What to work on: Copy the lines below as they are; omit the images they contain.

Available data:
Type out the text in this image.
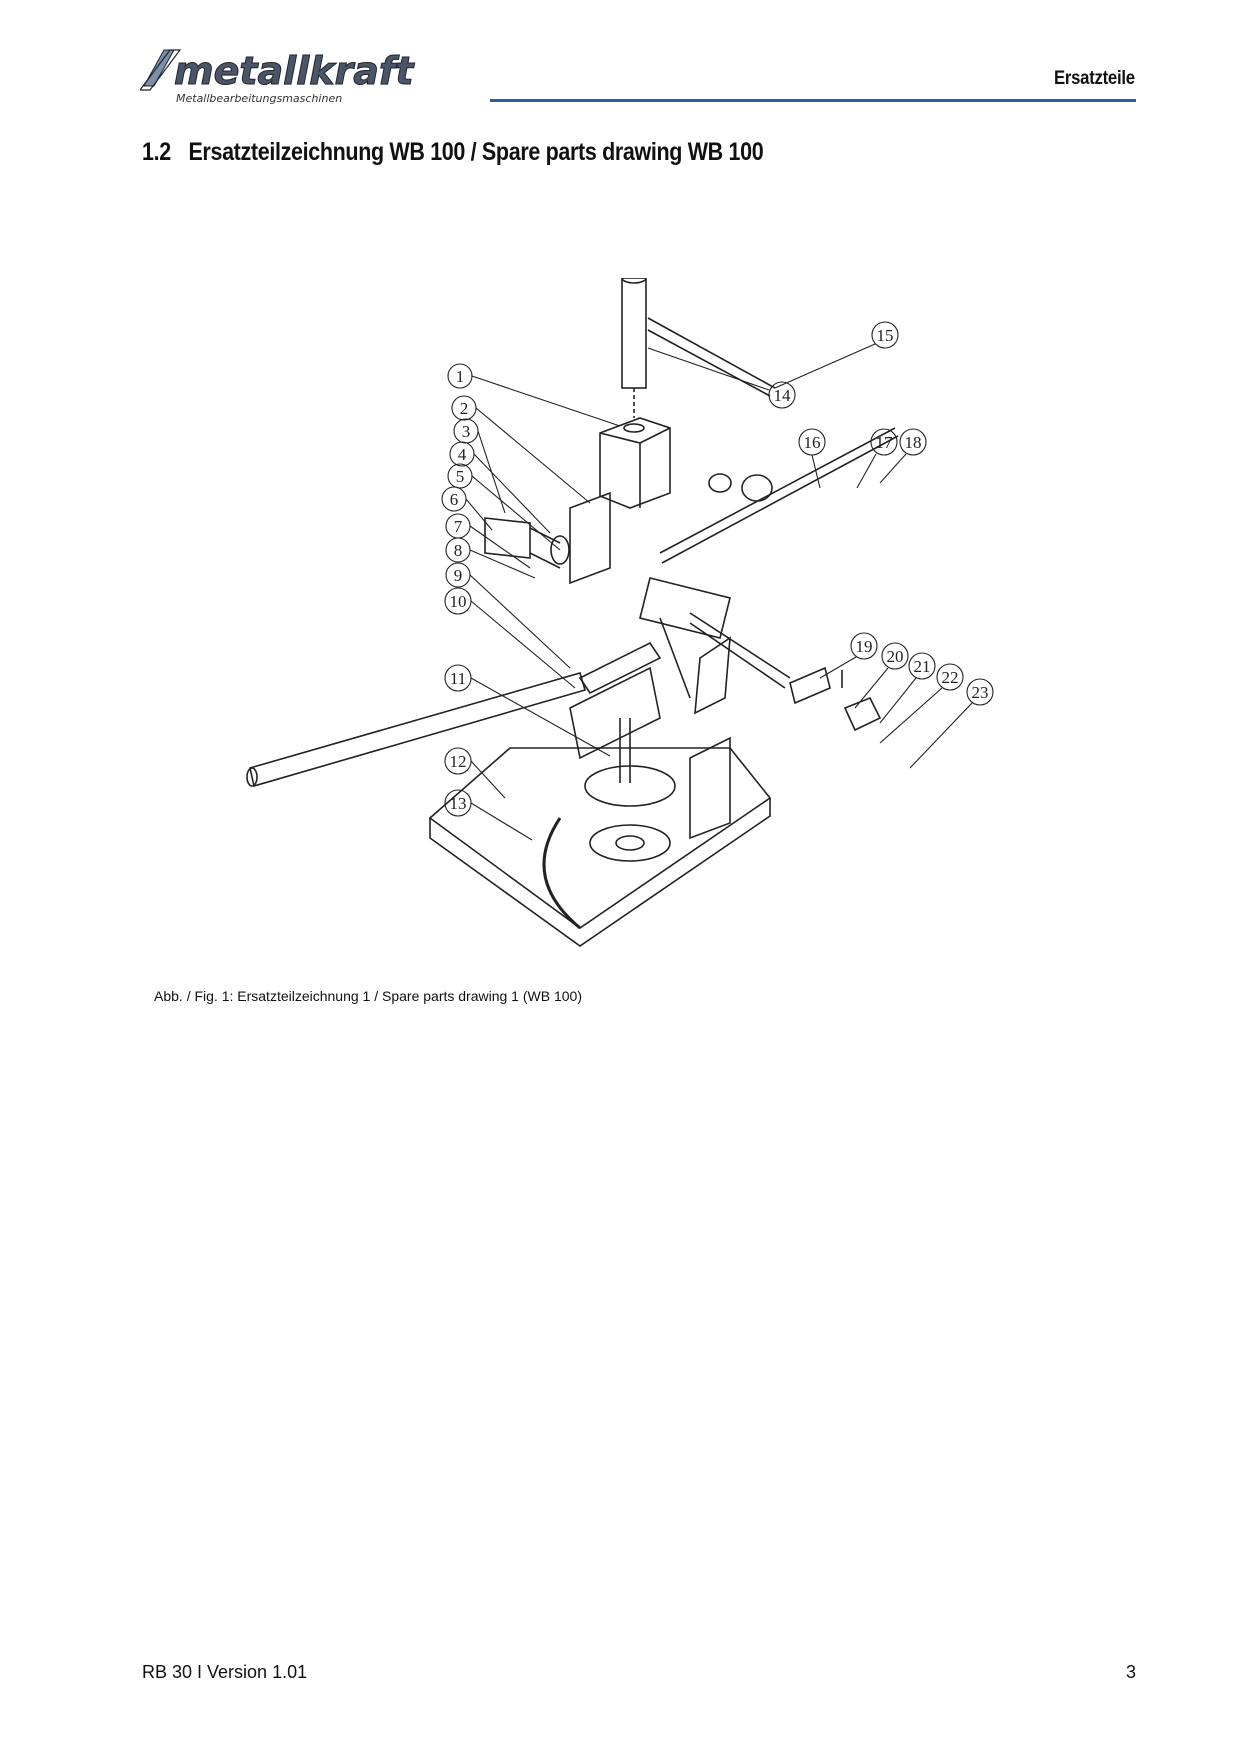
metallkraft
Metallbearbeitungsmaschinen
Ersatzteile
1.2 Ersatzteilzeichnung WB 100 / Spare parts drawing WB 100
1
2
3
4
5
6
7
8
9
10
11
12
13
14
15
16	17 18
19
20
21
22
23
Abb. / Fig. 1: Ersatzteilzeichnung 1 / Spare parts drawing 1 (WB 100)
RB 30 I Version 1.01	3
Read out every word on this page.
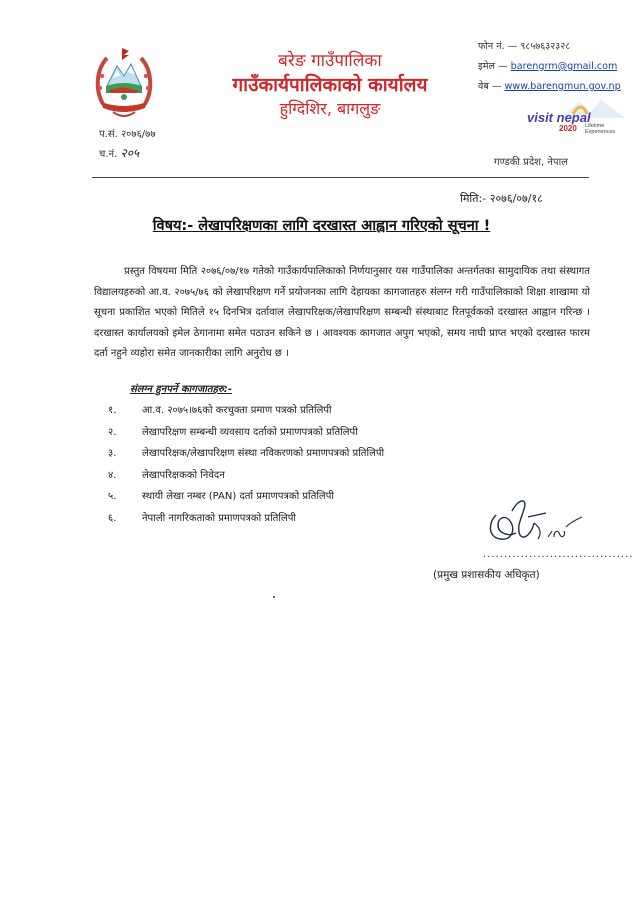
बरेङ गाउँपालिका
गाउँकार्यपालिकाको कार्यालय
हुग्दिशिर, बागलुङ
प.सं. २०७६/७७
च.नं. २०५
फोन नं. — ९८५७६३२३२८
इमेल — barengrm@gmail.com
वेब — www.barengmun.gov.np
visit nepal
2020 Lifetime
Experiences
गण्डकी प्रदेश, नेपाल
मिति:- २०७६/०७/१८
विषय:- लेखापरिक्षणका लागि दरखास्त आह्वान गरिएको सूचना !

प्रस्तुत विषयमा मिति २०७६/०७/१७ गतेको गाउँकार्यपालिकाको निर्णयानुसार यस गाउँपालिका अन्तर्गतका सामुदायिक तथा संस्थागत विद्यालयहरुको आ.व. २०७५/७६ को लेखापरिक्षण गर्ने प्रयोजनका लागि देहायका कागजातहरु संलग्न गरी गाउँपालिकाको शिक्षा शाखामा यो सूचना प्रकाशित भएको मितिले १५ दिनभित्र दर्तावाल लेखापरिक्षक/लेखापरिक्षण सम्बन्धी संस्थाबाट रितपूर्वकको दरखास्त आह्वान गरिन्छ । दरखास्त कार्यालयको इमेल ठेगानामा समेत पठाउन सकिने छ । आवश्यक कागजात अपुग भएको, समय नाघी प्राप्त भएको दरखास्त फारम दर्ता नहुने व्यहोरा समेत जानकारीका लागि अनुरोध छ ।

संलग्न हुनपर्ने कागजातहरु:-
१.	आ.व. २०७५।७६को करचुक्ता प्रमाण पत्रको प्रतिलिपी
२.	लेखापरिक्षण सम्बन्धी व्यवसाय दर्ताको प्रमाणपत्रको प्रतिलिपी
३.	लेखापरिक्षक/लेखापरिक्षण संस्था नविकरणको प्रमाणपत्रको प्रतिलिपी
४.	लेखापरिक्षकको निवेदन
५.	स्थायी लेखा नम्बर (PAN) दर्ता प्रमाणपत्रको प्रतिलिपी
६.	नेपाली नागरिकताको प्रमाणपत्रको प्रतिलिपी
....................................
(प्रमुख प्रशासकीय अधिकृत)
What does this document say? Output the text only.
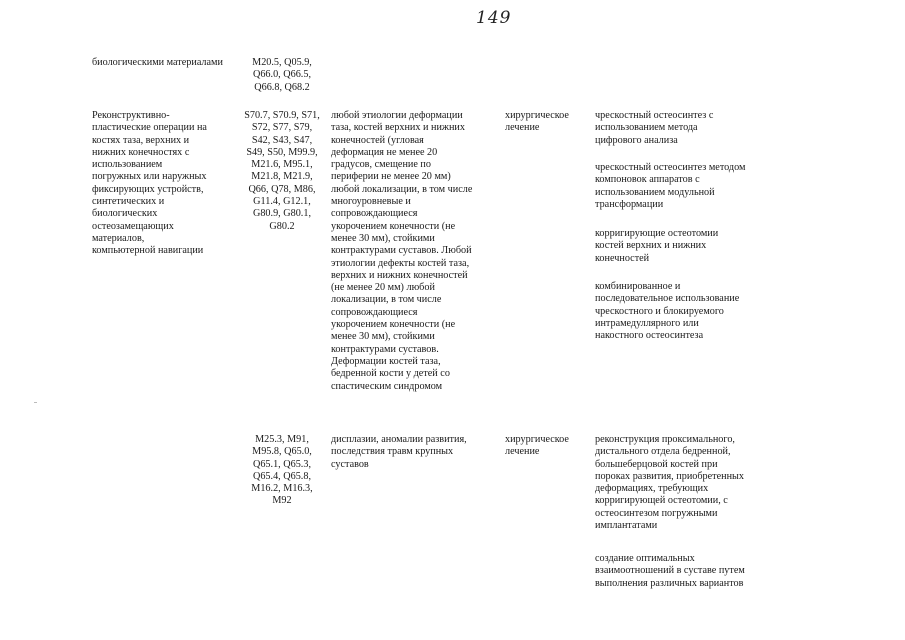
149

биологическими материалами	M20.5, Q05.9,
Q66.0, Q66.5,
Q66.8, Q68.2

Реконструктивно-
пластические операции на
костях таза, верхних и
нижних конечностях с
использованием
погружных или наружных
фиксирующих устройств,
синтетических и
биологических
остеозамещающих
материалов,
компьютерной навигации

S70.7, S70.9, S71,
S72, S77, S79,
S42, S43, S47,
S49, S50, M99.9,
M21.6, M95.1,
M21.8, M21.9,
Q66, Q78, M86,
G11.4, G12.1,
G80.9, G80.1,
G80.2

любой этиологии деформации
таза, костей верхних и нижних
конечностей (угловая
деформация не менее 20
градусов, смещение по
периферии не менее 20 мм)
любой локализации, в том числе
многоуровневые и
сопровождающиеся
укорочением конечности (не
менее 30 мм), стойкими
контрактурами суставов. Любой
этиологии дефекты костей таза,
верхних и нижних конечностей
(не менее 20 мм) любой
локализации, в том числе
сопровождающиеся
укорочением конечности (не
менее 30 мм), стойкими
контрактурами суставов.
Деформации костей таза,
бедренной кости у детей со
спастическим синдромом

хирургическое
лечение

чрескостный остеосинтез с
использованием метода
цифрового анализа

чрескостный остеосинтез методом
компоновок аппаратов с
использованием модульной
трансформации

корригирующие остеотомии
костей верхних и нижних
конечностей

комбинированное и
последовательное использование
чрескостного и блокируемого
интрамедуллярного или
накостного остеосинтеза

M25.3, M91,
M95.8, Q65.0,
Q65.1, Q65.3,
Q65.4, Q65.8,
M16.2, M16.3,
M92

дисплазии, аномалии развития,
последствия травм крупных
суставов

хирургическое
лечение

реконструкция проксимального,
дистального отдела бедренной,
большеберцовой костей при
пороках развития, приобретенных
деформациях, требующих
корригирующей остеотомии, с
остеосинтезом погружными
имплантатами

создание оптимальных
взаимоотношений в суставе путем
выполнения различных вариантов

Expected answer:
Type out the text in this image.
metallkraft
Metallbearbeitungsmaschinen
Ersatzteile
1.2 Ersatzteilzeichnung WB 100 / Spare parts drawing WB 100
1
2
3
4
5
6
7
8
9
10
11
12
13
14
15
16	17 18
19
20
21
22
23
Abb. / Fig. 1: Ersatzteilzeichnung 1 / Spare parts drawing 1 (WB 100)
RB 30 I Version 1.01	3
Read out every word on this page.
बरेङ गाउँपालिका
गाउँकार्यपालिकाको कार्यालय
हुग्दिशिर, बागलुङ
प.सं. २०७६/७७
च.नं. २०५
फोन नं. — ९८५७६३२३२८
इमेल — barengrm@gmail.com
वेब — www.barengmun.gov.np
visit nepal
2020 Lifetime
Experiences
गण्डकी प्रदेश, नेपाल
मिति:- २०७६/०७/१८
विषय:- लेखापरिक्षणका लागि दरखास्त आह्वान गरिएको सूचना !

प्रस्तुत विषयमा मिति २०७६/०७/१७ गतेको गाउँकार्यपालिकाको निर्णयानुसार यस गाउँपालिका अन्तर्गतका सामुदायिक तथा संस्थागत विद्यालयहरुको आ.व. २०७५/७६ को लेखापरिक्षण गर्ने प्रयोजनका लागि देहायका कागजातहरु संलग्न गरी गाउँपालिकाको शिक्षा शाखामा यो सूचना प्रकाशित भएको मितिले १५ दिनभित्र दर्तावाल लेखापरिक्षक/लेखापरिक्षण सम्बन्धी संस्थाबाट रितपूर्वकको दरखास्त आह्वान गरिन्छ । दरखास्त कार्यालयको इमेल ठेगानामा समेत पठाउन सकिने छ । आवश्यक कागजात अपुग भएको, समय नाघी प्राप्त भएको दरखास्त फारम दर्ता नहुने व्यहोरा समेत जानकारीका लागि अनुरोध छ ।

संलग्न हुनपर्ने कागजातहरु:-
१.	आ.व. २०७५।७६को करचुक्ता प्रमाण पत्रको प्रतिलिपी
२.	लेखापरिक्षण सम्बन्धी व्यवसाय दर्ताको प्रमाणपत्रको प्रतिलिपी
३.	लेखापरिक्षक/लेखापरिक्षण संस्था नविकरणको प्रमाणपत्रको प्रतिलिपी
४.	लेखापरिक्षकको निवेदन
५.	स्थायी लेखा नम्बर (PAN) दर्ता प्रमाणपत्रको प्रतिलिपी
६.	नेपाली नागरिकताको प्रमाणपत्रको प्रतिलिपी
....................................
(प्रमुख प्रशासकीय अधिकृत)
What does this document say? Output the text only.
149

биологическими материалами	M20.5, Q05.9,
Q66.0, Q66.5,
Q66.8, Q68.2

Реконструктивно-
пластические операции на
костях таза, верхних и
нижних конечностях с
использованием
погружных или наружных
фиксирующих устройств,
синтетических и
биологических
остеозамещающих
материалов,
компьютерной навигации

S70.7, S70.9, S71,
S72, S77, S79,
S42, S43, S47,
S49, S50, M99.9,
M21.6, M95.1,
M21.8, M21.9,
Q66, Q78, M86,
G11.4, G12.1,
G80.9, G80.1,
G80.2

любой этиологии деформации
таза, костей верхних и нижних
конечностей (угловая
деформация не менее 20
градусов, смещение по
периферии не менее 20 мм)
любой локализации, в том числе
многоуровневые и
сопровождающиеся
укорочением конечности (не
менее 30 мм), стойкими
контрактурами суставов. Любой
этиологии дефекты костей таза,
верхних и нижних конечностей
(не менее 20 мм) любой
локализации, в том числе
сопровождающиеся
укорочением конечности (не
менее 30 мм), стойкими
контрактурами суставов.
Деформации костей таза,
бедренной кости у детей со
спастическим синдромом

хирургическое
лечение

чрескостный остеосинтез с
использованием метода
цифрового анализа

чрескостный остеосинтез методом
компоновок аппаратов с
использованием модульной
трансформации

корригирующие остеотомии
костей верхних и нижних
конечностей

комбинированное и
последовательное использование
чрескостного и блокируемого
интрамедуллярного или
накостного остеосинтеза

M25.3, M91,
M95.8, Q65.0,
Q65.1, Q65.3,
Q65.4, Q65.8,
M16.2, M16.3,
M92

дисплазии, аномалии развития,
последствия травм крупных
суставов

хирургическое
лечение

реконструкция проксимального,
дистального отдела бедренной,
большеберцовой костей при
пороках развития, приобретенных
деформациях, требующих
корригирующей остеотомии, с
остеосинтезом погружными
имплантатами

создание оптимальных
взаимоотношений в суставе путем
выполнения различных вариантов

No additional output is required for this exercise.